**Problem description**
From the listing below, pull out every line where the string "ihres" appears.

== == ==

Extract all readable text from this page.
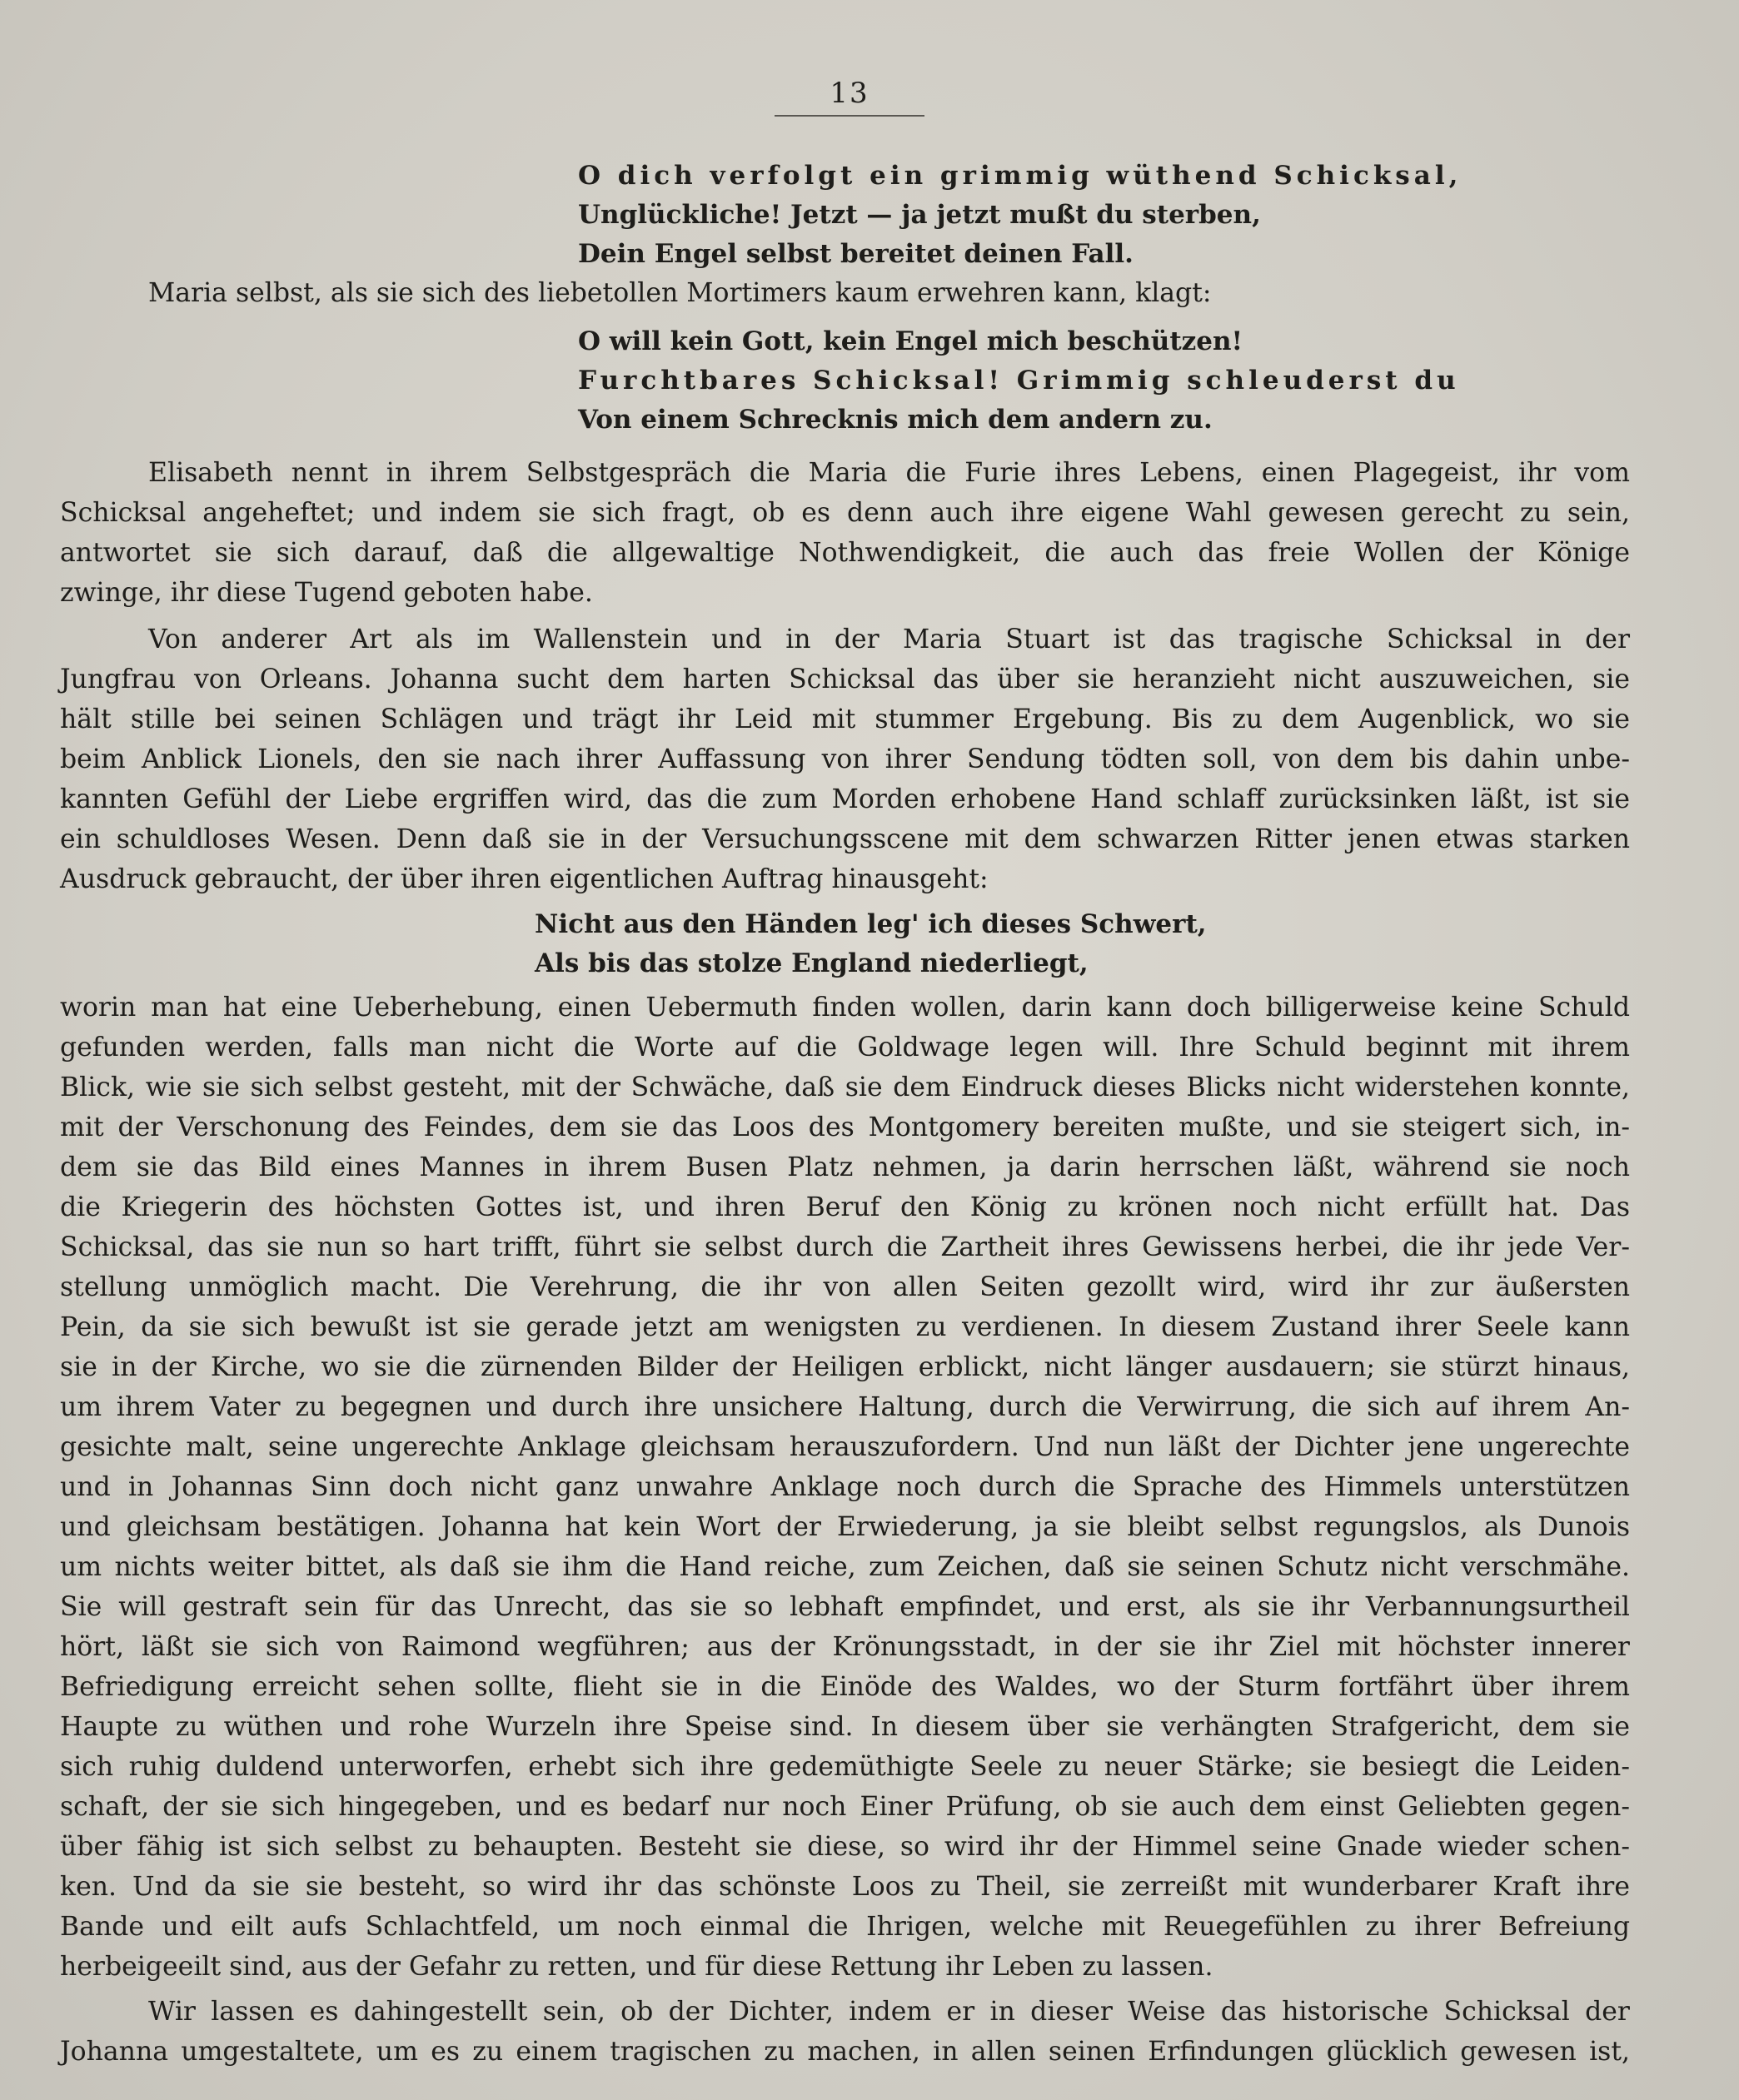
13
O dich verfolgt ein grimmig wüthend Schicksal,
Unglückliche! Jetzt — ja jetzt mußt du sterben,
Dein Engel selbst bereitet deinen Fall.
Maria selbst, als sie sich des liebetollen Mortimers kaum erwehren kann, klagt:
O will kein Gott, kein Engel mich beschützen!
Furchtbares Schicksal! Grimmig schleuderst du
Von einem Schrecknis mich dem andern zu.
Elisabeth nennt in ihrem Selbstgespräch die Maria die Furie ihres Lebens, einen Plagegeist, ihr vom
Schicksal angeheftet; und indem sie sich fragt, ob es denn auch ihre eigene Wahl gewesen gerecht zu sein,
antwortet sie sich darauf, daß die allgewaltige Nothwendigkeit, die auch das freie Wollen der Könige
zwinge, ihr diese Tugend geboten habe.
Von anderer Art als im Wallenstein und in der Maria Stuart ist das tragische Schicksal in der
Jungfrau von Orleans. Johanna sucht dem harten Schicksal das über sie heranzieht nicht auszuweichen, sie
hält stille bei seinen Schlägen und trägt ihr Leid mit stummer Ergebung. Bis zu dem Augenblick, wo sie
beim Anblick Lionels, den sie nach ihrer Auffassung von ihrer Sendung tödten soll, von dem bis dahin unbe-
kannten Gefühl der Liebe ergriffen wird, das die zum Morden erhobene Hand schlaff zurücksinken läßt, ist sie
ein schuldloses Wesen. Denn daß sie in der Versuchungsscene mit dem schwarzen Ritter jenen etwas starken
Ausdruck gebraucht, der über ihren eigentlichen Auftrag hinausgeht:
Nicht aus den Händen leg' ich dieses Schwert,
Als bis das stolze England niederliegt,
worin man hat eine Ueberhebung, einen Uebermuth finden wollen, darin kann doch billigerweise keine Schuld
gefunden werden, falls man nicht die Worte auf die Goldwage legen will. Ihre Schuld beginnt mit ihrem
Blick, wie sie sich selbst gesteht, mit der Schwäche, daß sie dem Eindruck dieses Blicks nicht widerstehen konnte,
mit der Verschonung des Feindes, dem sie das Loos des Montgomery bereiten mußte, und sie steigert sich, in-
dem sie das Bild eines Mannes in ihrem Busen Platz nehmen, ja darin herrschen läßt, während sie noch
die Kriegerin des höchsten Gottes ist, und ihren Beruf den König zu krönen noch nicht erfüllt hat. Das
Schicksal, das sie nun so hart trifft, führt sie selbst durch die Zartheit ihres Gewissens herbei, die ihr jede Ver-
stellung unmöglich macht. Die Verehrung, die ihr von allen Seiten gezollt wird, wird ihr zur äußersten
Pein, da sie sich bewußt ist sie gerade jetzt am wenigsten zu verdienen. In diesem Zustand ihrer Seele kann
sie in der Kirche, wo sie die zürnenden Bilder der Heiligen erblickt, nicht länger ausdauern; sie stürzt hinaus,
um ihrem Vater zu begegnen und durch ihre unsichere Haltung, durch die Verwirrung, die sich auf ihrem An-
gesichte malt, seine ungerechte Anklage gleichsam herauszufordern. Und nun läßt der Dichter jene ungerechte
und in Johannas Sinn doch nicht ganz unwahre Anklage noch durch die Sprache des Himmels unterstützen
und gleichsam bestätigen. Johanna hat kein Wort der Erwiederung, ja sie bleibt selbst regungslos, als Dunois
um nichts weiter bittet, als daß sie ihm die Hand reiche, zum Zeichen, daß sie seinen Schutz nicht verschmähe.
Sie will gestraft sein für das Unrecht, das sie so lebhaft empfindet, und erst, als sie ihr Verbannungsurtheil
hört, läßt sie sich von Raimond wegführen; aus der Krönungsstadt, in der sie ihr Ziel mit höchster innerer
Befriedigung erreicht sehen sollte, flieht sie in die Einöde des Waldes, wo der Sturm fortfährt über ihrem
Haupte zu wüthen und rohe Wurzeln ihre Speise sind. In diesem über sie verhängten Strafgericht, dem sie
sich ruhig duldend unterworfen, erhebt sich ihre gedemüthigte Seele zu neuer Stärke; sie besiegt die Leiden-
schaft, der sie sich hingegeben, und es bedarf nur noch Einer Prüfung, ob sie auch dem einst Geliebten gegen-
über fähig ist sich selbst zu behaupten. Besteht sie diese, so wird ihr der Himmel seine Gnade wieder schen-
ken. Und da sie sie besteht, so wird ihr das schönste Loos zu Theil, sie zerreißt mit wunderbarer Kraft ihre
Bande und eilt aufs Schlachtfeld, um noch einmal die Ihrigen, welche mit Reuegefühlen zu ihrer Befreiung
herbeigeeilt sind, aus der Gefahr zu retten, und für diese Rettung ihr Leben zu lassen.
Wir lassen es dahingestellt sein, ob der Dichter, indem er in dieser Weise das historische Schicksal der
Johanna umgestaltete, um es zu einem tragischen zu machen, in allen seinen Erfindungen glücklich gewesen ist,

== == ==

**Answer to this problem**
Elisabeth nennt in ihrem Selbstgespräch die Maria die Furie ihres Lebens, einen Plagegeist, ihr vom
Schicksal, das sie nun so hart trifft, führt sie selbst durch die Zartheit ihres Gewissens herbei, die ihr jede Ver-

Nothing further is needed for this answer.